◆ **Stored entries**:
━━━
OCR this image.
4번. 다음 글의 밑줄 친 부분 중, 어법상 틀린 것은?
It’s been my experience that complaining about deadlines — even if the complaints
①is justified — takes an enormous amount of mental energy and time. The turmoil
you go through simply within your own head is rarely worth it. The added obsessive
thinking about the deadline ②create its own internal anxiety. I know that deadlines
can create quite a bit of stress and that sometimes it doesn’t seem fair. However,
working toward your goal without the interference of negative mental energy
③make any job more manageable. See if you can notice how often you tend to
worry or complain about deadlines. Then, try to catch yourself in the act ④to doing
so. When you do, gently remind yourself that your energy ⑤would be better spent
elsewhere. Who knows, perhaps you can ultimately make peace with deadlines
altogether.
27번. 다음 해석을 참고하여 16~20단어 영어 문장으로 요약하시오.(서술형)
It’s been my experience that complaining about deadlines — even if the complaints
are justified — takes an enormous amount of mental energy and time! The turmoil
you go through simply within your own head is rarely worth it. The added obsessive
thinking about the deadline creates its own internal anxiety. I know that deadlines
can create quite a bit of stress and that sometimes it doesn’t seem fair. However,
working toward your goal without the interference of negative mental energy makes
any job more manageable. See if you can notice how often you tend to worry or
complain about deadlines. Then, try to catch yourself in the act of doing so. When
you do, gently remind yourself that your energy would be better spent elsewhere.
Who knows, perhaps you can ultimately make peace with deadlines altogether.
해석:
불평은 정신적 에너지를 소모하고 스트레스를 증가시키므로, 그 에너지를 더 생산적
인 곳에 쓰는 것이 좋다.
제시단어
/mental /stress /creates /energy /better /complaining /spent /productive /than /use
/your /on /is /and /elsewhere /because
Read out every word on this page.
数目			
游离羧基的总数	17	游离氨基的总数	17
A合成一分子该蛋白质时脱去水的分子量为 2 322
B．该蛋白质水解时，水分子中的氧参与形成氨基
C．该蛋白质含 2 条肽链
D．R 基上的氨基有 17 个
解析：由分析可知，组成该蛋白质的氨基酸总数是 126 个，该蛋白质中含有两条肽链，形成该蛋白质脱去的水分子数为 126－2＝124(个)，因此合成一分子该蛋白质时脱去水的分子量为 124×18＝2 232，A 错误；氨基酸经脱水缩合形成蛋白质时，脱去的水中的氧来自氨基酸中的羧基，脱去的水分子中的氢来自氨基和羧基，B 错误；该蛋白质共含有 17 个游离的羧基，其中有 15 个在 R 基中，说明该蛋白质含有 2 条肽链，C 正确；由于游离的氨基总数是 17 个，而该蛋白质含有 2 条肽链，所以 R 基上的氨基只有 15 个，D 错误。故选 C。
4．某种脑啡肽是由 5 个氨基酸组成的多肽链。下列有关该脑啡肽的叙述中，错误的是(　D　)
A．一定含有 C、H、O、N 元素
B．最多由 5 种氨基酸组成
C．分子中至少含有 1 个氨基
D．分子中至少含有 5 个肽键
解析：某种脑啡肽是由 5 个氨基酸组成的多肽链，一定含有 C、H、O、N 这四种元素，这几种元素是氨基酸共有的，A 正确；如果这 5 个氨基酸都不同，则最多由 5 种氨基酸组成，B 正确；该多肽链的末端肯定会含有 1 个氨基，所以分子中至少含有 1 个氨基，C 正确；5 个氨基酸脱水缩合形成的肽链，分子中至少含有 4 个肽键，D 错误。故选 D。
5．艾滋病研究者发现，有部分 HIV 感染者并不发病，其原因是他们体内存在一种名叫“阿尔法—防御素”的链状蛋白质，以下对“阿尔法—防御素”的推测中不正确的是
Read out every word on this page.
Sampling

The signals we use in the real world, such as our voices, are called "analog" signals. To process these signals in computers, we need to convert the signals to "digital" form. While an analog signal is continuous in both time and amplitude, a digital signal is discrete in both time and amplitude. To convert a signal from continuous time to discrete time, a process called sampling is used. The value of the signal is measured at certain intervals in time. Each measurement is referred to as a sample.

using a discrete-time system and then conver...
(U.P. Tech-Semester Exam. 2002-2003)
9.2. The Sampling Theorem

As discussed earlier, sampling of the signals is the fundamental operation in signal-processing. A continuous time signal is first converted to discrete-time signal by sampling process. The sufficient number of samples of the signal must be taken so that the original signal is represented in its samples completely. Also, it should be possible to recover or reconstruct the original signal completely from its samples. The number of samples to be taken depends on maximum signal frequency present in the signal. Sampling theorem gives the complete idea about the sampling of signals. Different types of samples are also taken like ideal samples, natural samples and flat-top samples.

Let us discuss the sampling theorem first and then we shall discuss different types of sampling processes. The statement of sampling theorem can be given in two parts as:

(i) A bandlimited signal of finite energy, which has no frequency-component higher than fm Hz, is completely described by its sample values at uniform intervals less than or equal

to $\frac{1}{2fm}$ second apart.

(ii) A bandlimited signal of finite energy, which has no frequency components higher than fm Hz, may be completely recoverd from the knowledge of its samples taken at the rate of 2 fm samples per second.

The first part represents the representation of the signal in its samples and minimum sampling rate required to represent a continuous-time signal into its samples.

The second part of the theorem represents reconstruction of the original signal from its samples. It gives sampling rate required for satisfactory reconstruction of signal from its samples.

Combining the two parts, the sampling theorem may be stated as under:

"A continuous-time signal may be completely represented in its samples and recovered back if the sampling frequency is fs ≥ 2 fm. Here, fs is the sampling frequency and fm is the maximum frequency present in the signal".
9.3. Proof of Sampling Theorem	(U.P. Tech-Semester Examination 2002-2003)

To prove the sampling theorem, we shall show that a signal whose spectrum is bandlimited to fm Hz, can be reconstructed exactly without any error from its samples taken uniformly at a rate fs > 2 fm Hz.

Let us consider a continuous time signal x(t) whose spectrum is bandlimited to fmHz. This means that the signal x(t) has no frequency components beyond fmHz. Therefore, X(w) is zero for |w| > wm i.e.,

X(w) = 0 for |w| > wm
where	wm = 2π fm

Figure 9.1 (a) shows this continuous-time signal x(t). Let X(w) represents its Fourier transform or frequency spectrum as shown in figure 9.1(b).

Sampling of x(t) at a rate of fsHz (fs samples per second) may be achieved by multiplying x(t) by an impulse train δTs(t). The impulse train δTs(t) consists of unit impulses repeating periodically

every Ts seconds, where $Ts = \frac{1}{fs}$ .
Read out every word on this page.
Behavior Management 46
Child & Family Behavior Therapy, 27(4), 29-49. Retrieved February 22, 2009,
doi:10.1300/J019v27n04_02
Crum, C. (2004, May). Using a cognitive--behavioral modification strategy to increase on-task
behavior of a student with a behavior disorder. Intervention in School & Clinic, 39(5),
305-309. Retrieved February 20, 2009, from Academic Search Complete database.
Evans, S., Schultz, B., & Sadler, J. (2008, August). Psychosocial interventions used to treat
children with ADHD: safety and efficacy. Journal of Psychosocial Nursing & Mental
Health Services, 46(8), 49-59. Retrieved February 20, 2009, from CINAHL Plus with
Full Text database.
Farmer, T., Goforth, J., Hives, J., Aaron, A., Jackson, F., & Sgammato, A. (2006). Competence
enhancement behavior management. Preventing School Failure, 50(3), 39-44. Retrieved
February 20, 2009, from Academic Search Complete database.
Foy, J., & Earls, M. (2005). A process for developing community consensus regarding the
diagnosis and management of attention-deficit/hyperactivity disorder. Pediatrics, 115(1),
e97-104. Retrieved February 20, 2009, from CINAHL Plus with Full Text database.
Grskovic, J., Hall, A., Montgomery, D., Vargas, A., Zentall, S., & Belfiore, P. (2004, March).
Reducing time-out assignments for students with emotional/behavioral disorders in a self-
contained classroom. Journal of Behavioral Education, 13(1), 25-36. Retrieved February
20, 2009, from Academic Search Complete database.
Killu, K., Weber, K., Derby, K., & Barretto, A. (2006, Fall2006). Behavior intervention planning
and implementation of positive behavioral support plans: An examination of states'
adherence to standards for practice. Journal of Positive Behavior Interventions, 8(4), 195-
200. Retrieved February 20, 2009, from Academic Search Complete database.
━━━
◆ **Request**: Look through the entries above. Extract each line with the word "tend".

◆ **Solution**:
③make any job more manageable. See if you can notice how often you tend to
any job more manageable. See if you can notice how often you tend to worry or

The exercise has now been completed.